Copy, in full, each line of the material that holds the word "harga".

## Begin The records

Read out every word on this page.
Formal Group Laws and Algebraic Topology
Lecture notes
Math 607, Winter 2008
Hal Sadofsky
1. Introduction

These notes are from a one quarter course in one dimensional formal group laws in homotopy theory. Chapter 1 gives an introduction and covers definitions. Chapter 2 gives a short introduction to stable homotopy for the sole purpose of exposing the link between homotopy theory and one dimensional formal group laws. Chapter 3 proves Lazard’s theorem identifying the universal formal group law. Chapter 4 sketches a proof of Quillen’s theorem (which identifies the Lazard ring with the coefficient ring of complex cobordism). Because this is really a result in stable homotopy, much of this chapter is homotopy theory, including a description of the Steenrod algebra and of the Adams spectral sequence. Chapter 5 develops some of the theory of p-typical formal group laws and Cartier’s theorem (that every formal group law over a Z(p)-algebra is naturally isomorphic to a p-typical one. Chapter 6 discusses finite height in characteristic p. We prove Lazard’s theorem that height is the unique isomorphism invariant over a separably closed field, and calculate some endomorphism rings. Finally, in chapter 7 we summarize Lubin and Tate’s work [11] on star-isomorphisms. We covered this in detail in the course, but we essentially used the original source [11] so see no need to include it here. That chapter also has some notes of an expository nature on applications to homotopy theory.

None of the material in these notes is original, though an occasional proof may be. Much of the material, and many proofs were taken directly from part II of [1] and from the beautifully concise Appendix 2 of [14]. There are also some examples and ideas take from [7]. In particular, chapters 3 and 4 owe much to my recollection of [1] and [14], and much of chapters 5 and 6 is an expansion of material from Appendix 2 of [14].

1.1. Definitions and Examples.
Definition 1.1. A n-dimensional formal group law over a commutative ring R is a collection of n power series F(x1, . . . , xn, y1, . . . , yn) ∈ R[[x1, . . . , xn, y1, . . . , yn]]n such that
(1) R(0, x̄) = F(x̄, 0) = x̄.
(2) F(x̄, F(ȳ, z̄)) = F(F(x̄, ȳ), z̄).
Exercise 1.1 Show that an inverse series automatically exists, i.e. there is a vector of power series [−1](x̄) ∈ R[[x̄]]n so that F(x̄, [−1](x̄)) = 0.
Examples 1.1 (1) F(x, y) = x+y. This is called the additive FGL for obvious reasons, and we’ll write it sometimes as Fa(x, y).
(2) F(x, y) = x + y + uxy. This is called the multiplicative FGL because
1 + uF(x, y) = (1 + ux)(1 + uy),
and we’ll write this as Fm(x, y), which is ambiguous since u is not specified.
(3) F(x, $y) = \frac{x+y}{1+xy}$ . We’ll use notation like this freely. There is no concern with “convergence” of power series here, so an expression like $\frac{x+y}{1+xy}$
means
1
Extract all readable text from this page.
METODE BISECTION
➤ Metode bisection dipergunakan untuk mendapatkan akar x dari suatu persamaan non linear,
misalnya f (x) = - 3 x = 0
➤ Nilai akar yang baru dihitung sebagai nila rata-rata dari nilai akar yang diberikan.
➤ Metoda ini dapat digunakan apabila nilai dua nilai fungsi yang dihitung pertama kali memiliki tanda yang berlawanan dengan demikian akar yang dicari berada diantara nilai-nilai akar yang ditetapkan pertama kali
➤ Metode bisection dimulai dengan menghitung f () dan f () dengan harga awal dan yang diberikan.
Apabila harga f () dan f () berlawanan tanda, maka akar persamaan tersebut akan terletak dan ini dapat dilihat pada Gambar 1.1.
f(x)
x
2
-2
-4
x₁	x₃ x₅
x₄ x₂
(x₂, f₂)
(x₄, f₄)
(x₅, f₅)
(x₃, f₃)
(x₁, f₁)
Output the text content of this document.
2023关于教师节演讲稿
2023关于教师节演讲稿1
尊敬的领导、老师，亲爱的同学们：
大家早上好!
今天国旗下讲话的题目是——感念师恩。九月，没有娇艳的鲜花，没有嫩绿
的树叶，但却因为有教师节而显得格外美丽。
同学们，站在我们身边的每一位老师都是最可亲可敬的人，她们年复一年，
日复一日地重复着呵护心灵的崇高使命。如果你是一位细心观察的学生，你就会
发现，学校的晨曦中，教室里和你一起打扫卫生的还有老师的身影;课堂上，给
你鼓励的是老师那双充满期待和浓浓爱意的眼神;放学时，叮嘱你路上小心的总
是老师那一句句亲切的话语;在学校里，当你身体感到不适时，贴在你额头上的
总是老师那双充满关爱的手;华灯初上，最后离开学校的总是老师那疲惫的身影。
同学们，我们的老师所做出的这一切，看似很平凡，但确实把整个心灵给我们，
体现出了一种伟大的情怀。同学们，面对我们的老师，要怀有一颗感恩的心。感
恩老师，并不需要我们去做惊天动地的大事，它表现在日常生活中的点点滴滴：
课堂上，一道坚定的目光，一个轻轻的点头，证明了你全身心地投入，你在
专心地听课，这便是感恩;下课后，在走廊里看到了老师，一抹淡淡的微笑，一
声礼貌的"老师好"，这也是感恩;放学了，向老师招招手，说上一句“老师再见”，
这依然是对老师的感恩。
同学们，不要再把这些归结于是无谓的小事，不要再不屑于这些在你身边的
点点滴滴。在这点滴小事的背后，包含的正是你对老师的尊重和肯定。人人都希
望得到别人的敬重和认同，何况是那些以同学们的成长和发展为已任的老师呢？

## End The records

# [Exercise response]
➤ Metode bisection dimulai dengan menghitung f () dan f () dengan harga awal dan yang diberikan.
Apabila harga f () dan f () berlawanan tanda, maka akar persamaan tersebut akan terletak dan ini dapat dilihat pada Gambar 1.1.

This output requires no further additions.